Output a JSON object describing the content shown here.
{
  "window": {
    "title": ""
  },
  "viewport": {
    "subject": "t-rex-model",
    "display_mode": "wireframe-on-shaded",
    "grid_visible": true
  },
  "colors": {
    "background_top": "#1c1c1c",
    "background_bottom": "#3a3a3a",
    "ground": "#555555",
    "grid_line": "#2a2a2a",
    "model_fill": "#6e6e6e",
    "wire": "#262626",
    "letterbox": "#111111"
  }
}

________

Set problem
Above are some records; extract every one of them exactly.

The response
Output a JSON object describing the content shown here.
{
  "window": {
    "title": ""
  },
  "viewport": {
    "subject": "t-rex-model",
    "display_mode": "wireframe-on-shaded",
    "grid_visible": true
  },
  "colors": {
    "background_top": "#1c1c1c",
    "background_bottom": "#3a3a3a",
    "ground": "#555555",
    "grid_line": "#2a2a2a",
    "model_fill": "#6e6e6e",
    "wire": "#262626",
    "letterbox": "#111111"
  }
}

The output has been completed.